[Required task]: Using the entries that follow, collect the lines where the word "SAXON" appears.

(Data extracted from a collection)

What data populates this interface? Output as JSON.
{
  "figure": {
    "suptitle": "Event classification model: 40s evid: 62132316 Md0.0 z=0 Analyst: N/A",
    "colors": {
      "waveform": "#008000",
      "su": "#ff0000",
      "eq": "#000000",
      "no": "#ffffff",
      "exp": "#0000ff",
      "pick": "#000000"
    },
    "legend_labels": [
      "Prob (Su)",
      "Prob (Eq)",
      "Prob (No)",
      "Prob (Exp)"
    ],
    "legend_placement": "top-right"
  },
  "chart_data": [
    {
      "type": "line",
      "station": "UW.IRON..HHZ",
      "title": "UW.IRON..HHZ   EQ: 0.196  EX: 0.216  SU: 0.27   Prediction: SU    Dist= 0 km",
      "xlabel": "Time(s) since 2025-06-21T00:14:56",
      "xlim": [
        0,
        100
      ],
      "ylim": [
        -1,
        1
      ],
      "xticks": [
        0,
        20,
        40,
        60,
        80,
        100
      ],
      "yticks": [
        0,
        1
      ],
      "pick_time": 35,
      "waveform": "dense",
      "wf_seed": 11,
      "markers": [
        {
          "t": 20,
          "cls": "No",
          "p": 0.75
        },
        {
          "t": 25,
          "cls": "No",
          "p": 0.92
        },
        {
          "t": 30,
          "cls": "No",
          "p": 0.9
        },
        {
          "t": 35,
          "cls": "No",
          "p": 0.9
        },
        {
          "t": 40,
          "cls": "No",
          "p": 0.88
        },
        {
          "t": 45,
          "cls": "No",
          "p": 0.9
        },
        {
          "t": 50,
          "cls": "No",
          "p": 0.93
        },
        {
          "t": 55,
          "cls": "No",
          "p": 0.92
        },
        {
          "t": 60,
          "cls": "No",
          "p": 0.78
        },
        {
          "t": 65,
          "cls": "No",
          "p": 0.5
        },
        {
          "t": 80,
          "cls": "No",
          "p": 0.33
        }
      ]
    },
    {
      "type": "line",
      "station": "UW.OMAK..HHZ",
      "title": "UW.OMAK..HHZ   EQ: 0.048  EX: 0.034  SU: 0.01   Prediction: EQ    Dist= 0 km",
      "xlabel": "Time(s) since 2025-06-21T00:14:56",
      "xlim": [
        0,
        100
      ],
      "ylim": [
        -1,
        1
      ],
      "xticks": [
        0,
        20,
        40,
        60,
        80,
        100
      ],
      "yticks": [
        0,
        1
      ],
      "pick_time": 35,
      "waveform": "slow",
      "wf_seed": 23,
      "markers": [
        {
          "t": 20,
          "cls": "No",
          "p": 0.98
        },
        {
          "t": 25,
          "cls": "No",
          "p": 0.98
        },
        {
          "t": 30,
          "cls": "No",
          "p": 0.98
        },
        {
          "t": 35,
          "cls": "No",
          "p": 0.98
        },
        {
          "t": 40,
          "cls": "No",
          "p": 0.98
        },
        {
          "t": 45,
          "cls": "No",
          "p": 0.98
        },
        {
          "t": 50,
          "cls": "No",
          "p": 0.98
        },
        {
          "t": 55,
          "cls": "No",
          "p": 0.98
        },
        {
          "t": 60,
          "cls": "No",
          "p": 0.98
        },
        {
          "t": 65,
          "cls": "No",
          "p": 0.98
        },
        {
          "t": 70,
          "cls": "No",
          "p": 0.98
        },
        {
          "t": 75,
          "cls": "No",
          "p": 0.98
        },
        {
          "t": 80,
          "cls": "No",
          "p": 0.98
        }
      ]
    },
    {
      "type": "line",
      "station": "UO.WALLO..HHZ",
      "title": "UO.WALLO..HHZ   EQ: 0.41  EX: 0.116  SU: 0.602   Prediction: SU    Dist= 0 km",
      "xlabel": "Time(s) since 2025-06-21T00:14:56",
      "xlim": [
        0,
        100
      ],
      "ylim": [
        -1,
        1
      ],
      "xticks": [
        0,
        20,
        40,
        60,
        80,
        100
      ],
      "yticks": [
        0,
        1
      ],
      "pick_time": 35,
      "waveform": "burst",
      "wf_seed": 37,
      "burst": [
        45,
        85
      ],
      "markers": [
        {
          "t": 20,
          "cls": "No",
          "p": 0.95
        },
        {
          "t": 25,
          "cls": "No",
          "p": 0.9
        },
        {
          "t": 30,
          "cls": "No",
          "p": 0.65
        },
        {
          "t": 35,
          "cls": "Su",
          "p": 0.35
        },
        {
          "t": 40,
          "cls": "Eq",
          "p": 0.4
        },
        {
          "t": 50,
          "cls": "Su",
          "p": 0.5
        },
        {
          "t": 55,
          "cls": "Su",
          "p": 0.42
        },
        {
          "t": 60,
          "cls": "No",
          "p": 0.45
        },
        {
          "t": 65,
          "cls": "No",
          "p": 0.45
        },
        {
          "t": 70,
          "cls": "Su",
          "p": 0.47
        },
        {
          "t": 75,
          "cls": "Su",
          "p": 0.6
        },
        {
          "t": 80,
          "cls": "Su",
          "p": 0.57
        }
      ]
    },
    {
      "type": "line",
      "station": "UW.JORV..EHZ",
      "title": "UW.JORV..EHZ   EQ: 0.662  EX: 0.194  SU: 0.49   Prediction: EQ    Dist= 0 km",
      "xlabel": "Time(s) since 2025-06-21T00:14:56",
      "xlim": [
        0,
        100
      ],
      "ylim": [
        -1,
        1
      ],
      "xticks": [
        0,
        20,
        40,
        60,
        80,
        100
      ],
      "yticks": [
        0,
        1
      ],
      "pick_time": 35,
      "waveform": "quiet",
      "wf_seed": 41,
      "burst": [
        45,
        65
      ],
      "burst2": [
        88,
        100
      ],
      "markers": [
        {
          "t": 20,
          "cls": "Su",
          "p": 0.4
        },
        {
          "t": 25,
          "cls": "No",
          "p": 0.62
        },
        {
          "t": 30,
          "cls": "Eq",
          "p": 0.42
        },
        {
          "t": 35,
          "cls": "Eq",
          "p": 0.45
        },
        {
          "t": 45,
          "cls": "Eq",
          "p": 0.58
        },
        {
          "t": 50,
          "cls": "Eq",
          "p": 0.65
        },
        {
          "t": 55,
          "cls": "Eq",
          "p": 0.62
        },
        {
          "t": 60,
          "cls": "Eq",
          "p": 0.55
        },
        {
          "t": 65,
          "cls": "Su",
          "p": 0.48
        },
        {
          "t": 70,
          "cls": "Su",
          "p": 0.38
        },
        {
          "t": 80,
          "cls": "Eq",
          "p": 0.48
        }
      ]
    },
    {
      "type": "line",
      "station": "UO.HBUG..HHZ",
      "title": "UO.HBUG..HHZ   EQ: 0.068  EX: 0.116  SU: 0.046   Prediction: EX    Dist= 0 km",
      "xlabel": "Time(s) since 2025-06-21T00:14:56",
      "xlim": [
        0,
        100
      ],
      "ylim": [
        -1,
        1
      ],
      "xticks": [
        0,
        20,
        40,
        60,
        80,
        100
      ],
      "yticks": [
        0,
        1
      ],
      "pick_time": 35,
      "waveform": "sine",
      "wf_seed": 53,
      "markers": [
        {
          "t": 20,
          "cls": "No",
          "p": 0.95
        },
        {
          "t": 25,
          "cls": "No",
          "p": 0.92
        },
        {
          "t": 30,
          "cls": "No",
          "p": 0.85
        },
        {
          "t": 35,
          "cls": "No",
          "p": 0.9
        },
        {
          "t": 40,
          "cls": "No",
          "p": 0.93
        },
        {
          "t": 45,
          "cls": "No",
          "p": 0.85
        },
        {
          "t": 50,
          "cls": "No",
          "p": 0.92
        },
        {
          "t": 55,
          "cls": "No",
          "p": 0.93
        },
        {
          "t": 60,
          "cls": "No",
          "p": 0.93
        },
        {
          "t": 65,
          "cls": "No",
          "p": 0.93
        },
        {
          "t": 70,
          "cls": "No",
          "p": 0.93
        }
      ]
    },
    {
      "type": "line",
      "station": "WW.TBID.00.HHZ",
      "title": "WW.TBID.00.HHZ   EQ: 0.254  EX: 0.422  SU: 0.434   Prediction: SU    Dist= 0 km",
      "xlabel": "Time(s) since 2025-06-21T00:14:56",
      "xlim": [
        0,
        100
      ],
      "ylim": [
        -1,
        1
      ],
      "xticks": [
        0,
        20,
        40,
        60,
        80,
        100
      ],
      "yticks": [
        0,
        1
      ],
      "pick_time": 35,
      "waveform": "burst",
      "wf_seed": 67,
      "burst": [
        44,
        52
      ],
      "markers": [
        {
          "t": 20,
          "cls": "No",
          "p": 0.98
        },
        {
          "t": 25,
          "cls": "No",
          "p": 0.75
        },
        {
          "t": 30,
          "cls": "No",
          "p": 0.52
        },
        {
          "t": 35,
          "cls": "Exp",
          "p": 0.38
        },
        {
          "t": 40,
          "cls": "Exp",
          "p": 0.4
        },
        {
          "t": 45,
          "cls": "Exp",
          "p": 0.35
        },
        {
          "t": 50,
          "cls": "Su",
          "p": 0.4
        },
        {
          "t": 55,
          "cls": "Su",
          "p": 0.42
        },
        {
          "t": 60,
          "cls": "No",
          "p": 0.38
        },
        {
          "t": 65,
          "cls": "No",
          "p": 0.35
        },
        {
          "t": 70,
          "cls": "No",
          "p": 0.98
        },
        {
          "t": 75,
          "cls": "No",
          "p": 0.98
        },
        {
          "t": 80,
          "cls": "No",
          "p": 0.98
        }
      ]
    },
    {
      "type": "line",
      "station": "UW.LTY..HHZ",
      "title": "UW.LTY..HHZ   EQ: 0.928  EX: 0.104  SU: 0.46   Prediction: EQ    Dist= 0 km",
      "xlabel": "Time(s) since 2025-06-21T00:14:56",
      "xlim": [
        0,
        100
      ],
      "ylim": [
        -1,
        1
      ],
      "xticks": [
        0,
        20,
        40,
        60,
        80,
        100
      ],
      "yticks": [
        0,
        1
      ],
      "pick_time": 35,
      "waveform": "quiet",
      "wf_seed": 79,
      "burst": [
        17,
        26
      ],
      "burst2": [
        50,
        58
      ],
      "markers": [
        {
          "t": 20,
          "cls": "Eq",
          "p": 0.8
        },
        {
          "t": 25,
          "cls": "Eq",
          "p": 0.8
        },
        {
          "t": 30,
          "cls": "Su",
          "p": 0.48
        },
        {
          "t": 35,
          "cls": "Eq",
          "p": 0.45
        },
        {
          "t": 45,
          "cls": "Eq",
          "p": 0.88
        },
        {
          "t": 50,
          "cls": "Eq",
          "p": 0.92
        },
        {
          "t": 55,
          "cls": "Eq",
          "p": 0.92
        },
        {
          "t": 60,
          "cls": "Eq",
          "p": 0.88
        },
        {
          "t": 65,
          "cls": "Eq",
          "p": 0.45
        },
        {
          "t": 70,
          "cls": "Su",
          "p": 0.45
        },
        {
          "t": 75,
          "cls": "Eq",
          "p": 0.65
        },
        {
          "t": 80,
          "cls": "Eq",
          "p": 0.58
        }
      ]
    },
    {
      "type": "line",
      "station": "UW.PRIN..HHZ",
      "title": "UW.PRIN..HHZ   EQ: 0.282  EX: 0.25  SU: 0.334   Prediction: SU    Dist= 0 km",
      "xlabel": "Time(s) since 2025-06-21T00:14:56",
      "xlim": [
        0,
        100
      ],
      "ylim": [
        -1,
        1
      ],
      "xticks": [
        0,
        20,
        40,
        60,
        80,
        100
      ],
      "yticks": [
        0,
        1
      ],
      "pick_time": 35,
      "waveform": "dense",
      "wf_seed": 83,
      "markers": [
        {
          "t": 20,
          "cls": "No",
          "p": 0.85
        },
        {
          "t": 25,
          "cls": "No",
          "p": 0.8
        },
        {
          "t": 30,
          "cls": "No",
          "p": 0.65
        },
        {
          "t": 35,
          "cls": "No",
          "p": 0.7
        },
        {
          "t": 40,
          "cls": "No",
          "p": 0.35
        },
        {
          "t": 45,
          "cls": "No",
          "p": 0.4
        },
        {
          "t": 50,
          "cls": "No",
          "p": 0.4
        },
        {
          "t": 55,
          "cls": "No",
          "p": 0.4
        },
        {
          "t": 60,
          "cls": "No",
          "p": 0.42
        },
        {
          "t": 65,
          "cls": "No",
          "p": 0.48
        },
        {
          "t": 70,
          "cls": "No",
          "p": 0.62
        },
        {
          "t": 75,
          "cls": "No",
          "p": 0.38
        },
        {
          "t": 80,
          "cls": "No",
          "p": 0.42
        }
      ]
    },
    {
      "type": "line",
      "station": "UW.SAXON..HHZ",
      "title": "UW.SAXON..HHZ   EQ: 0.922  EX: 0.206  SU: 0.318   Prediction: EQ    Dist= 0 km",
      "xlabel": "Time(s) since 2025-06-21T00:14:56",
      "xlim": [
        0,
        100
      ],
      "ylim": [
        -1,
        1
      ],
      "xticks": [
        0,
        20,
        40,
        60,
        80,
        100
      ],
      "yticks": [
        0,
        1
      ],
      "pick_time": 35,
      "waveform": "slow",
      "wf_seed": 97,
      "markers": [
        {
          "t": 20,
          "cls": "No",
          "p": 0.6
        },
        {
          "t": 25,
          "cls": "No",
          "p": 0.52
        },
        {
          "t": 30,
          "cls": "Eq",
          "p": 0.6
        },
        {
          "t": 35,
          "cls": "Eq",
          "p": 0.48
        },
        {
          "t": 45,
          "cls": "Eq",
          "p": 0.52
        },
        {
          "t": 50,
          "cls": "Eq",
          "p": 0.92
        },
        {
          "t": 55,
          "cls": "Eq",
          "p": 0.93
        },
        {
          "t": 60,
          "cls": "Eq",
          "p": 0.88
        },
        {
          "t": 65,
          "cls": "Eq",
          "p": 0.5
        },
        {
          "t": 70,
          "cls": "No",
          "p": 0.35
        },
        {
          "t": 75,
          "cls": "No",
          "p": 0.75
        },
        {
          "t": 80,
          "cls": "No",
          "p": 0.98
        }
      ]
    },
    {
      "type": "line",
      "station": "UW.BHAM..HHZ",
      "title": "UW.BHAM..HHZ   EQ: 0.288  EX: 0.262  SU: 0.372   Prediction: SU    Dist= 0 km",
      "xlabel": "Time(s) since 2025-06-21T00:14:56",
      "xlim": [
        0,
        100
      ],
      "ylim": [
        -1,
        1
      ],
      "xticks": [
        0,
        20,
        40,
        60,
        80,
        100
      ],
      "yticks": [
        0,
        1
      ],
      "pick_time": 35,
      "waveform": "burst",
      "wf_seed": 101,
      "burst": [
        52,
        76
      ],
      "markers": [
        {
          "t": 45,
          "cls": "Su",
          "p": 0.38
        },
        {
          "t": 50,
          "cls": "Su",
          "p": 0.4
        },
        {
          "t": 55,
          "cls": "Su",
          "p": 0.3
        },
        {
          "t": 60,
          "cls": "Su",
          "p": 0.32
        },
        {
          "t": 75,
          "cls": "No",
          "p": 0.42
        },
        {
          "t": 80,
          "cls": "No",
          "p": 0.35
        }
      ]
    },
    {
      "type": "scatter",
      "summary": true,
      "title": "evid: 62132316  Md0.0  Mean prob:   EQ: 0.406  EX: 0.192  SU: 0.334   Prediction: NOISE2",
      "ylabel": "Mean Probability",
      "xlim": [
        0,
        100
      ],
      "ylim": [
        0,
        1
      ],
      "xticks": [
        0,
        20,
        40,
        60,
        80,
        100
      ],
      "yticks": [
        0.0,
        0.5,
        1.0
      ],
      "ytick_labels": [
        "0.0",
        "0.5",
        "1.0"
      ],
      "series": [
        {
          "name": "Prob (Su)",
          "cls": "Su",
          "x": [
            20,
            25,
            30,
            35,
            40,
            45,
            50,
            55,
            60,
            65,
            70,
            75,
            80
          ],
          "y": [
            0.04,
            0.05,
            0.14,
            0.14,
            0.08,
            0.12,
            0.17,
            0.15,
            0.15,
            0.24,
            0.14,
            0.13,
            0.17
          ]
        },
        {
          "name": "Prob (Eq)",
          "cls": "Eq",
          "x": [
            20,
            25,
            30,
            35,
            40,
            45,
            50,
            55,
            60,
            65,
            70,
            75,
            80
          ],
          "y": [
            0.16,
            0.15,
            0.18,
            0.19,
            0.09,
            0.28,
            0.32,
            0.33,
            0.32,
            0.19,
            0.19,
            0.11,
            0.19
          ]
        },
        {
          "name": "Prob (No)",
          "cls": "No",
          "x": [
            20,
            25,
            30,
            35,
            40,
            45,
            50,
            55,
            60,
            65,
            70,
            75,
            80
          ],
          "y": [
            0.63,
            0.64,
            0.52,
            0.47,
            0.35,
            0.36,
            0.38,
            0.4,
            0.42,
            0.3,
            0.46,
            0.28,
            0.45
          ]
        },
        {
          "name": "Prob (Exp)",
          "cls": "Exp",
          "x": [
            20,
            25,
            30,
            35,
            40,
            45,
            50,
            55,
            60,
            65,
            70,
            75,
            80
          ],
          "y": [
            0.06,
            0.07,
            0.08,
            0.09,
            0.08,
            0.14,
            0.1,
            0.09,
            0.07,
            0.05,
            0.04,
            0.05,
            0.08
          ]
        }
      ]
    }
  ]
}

[Answer below]:
      "station": "UW.SAXON..HHZ",
      "title": "UW.SAXON..HHZ   EQ: 0.922  EX: 0.206  SU: 0.318   Prediction: EQ    Dist= 0 km",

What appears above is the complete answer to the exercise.